SET TASK. Pull out from the material below all lines with "wird".

━━ RECORDS FOR PROCESSING ━━

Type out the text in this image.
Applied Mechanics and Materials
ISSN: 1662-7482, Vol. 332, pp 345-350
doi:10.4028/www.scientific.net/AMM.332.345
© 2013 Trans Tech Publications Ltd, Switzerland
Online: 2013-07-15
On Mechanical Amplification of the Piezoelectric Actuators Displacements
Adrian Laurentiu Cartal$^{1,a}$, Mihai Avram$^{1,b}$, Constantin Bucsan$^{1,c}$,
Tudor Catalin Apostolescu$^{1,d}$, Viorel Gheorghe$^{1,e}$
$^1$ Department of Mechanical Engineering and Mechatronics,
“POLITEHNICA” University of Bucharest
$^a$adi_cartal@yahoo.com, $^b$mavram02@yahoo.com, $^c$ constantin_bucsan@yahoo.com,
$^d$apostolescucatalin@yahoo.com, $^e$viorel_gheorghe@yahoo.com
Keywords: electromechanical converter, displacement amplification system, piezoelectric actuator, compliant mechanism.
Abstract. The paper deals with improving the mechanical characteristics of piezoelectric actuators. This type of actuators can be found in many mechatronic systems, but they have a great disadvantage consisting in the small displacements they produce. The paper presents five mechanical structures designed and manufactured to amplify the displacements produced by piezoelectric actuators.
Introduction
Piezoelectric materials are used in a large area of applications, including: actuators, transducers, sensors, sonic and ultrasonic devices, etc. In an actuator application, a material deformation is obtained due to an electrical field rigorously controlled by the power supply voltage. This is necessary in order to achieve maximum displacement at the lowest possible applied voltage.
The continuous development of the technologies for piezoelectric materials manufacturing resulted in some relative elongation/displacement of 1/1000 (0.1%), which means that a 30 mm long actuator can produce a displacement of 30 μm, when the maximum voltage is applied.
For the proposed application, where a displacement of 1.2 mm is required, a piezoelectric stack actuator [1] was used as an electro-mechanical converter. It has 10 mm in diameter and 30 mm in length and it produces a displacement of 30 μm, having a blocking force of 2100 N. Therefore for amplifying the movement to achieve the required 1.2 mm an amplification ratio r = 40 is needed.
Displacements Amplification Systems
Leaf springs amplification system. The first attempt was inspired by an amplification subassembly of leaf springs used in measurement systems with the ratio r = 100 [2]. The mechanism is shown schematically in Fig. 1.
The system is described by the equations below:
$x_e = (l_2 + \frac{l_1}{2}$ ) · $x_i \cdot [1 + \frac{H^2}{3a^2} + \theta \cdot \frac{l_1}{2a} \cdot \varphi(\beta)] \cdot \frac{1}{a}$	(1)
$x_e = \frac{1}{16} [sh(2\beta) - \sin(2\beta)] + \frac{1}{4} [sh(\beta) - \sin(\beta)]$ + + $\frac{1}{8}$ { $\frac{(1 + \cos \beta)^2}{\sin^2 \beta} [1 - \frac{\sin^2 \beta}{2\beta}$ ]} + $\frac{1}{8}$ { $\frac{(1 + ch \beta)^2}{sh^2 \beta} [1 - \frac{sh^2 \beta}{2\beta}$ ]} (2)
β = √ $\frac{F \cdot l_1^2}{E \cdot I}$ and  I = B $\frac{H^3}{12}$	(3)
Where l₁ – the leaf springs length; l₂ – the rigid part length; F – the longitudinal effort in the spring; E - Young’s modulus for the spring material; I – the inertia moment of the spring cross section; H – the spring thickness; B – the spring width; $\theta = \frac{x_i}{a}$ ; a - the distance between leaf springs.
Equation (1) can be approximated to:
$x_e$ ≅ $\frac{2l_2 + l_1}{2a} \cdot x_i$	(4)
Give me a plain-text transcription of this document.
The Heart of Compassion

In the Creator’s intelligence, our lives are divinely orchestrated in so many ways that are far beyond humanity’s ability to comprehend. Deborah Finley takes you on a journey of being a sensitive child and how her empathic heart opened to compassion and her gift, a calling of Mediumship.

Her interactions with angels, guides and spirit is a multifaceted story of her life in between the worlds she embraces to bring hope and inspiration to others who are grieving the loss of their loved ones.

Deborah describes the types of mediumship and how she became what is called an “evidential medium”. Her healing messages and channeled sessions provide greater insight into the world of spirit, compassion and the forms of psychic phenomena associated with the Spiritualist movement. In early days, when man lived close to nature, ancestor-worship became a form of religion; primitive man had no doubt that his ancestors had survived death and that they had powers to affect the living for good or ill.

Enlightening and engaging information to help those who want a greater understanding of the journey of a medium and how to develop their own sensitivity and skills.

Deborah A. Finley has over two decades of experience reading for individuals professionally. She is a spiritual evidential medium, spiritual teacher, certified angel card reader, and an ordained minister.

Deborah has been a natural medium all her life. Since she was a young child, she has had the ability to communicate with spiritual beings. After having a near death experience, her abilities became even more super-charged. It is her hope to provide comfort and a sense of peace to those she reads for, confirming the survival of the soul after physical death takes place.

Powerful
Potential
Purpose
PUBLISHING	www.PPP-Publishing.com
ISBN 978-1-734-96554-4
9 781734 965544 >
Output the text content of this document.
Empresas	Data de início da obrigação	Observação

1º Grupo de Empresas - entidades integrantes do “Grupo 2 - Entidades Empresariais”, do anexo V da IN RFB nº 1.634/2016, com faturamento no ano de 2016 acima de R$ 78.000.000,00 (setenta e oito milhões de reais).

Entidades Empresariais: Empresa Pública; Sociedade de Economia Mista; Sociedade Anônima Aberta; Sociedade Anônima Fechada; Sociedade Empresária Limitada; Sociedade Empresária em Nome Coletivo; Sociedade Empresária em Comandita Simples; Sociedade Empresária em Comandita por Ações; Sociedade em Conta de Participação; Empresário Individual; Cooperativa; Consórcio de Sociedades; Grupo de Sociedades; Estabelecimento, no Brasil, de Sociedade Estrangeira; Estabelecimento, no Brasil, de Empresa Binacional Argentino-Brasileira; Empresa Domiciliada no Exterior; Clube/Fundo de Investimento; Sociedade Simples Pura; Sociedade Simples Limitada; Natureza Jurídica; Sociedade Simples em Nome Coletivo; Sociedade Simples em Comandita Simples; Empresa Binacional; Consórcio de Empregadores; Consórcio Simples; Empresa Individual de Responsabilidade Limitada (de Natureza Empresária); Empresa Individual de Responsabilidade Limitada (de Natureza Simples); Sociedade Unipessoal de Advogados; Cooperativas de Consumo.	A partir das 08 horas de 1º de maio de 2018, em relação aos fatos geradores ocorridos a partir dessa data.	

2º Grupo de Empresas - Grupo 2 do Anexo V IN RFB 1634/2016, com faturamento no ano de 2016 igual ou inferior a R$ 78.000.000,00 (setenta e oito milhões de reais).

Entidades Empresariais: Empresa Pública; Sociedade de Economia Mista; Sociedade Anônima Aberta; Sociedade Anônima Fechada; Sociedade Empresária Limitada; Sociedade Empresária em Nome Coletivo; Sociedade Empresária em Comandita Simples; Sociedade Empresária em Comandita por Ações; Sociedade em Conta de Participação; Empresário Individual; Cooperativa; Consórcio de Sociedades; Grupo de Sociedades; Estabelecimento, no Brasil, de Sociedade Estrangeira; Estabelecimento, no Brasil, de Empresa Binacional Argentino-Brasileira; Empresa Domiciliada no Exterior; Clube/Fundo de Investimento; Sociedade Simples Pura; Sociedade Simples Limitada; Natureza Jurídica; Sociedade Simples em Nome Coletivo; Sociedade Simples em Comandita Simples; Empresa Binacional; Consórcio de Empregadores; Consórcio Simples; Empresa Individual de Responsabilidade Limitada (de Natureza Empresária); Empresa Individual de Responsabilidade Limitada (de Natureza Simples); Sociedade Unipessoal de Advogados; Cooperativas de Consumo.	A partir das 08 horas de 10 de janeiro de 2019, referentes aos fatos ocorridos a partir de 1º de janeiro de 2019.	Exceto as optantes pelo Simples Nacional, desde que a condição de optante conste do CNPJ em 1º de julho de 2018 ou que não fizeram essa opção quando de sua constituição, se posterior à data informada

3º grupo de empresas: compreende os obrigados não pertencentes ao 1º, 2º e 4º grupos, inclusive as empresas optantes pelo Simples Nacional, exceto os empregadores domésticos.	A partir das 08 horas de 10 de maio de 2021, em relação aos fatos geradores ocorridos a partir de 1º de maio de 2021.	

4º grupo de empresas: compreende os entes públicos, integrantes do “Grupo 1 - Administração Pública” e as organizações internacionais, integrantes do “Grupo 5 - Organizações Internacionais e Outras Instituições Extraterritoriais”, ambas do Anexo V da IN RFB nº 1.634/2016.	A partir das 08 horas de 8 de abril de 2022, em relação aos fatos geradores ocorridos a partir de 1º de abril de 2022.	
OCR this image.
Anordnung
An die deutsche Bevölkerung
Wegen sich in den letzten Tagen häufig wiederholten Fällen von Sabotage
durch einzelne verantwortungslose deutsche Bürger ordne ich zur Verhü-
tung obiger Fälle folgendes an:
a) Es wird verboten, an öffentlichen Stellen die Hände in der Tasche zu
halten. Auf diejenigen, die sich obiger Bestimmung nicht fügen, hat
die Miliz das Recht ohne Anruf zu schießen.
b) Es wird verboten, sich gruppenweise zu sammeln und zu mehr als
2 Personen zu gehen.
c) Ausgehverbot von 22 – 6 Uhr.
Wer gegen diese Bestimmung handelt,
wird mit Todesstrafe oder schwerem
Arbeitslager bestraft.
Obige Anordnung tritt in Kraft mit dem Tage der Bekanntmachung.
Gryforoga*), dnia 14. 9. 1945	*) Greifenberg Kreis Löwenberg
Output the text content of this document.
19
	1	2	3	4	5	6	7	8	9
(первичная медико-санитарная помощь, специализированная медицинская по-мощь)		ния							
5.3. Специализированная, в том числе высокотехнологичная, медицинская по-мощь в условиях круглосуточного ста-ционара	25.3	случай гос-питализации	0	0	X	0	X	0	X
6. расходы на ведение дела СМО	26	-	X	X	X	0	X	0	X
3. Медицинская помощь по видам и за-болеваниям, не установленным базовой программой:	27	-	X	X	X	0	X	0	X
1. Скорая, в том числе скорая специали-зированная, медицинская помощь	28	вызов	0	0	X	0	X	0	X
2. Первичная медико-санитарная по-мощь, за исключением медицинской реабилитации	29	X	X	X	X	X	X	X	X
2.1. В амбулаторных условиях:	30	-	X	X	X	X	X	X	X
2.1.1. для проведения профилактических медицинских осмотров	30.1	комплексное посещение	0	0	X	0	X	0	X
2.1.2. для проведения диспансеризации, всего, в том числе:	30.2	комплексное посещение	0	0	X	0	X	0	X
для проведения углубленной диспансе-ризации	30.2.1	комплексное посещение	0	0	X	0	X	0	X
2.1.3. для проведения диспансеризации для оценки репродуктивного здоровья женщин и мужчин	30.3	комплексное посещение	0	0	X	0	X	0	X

━━━

WORKED SOLUTION.
a) Es wird verboten, an öffentlichen Stellen die Hände in der Tasche zu
b) Es wird verboten, sich gruppenweise zu sammeln und zu mehr als
wird mit Todesstrafe oder schwerem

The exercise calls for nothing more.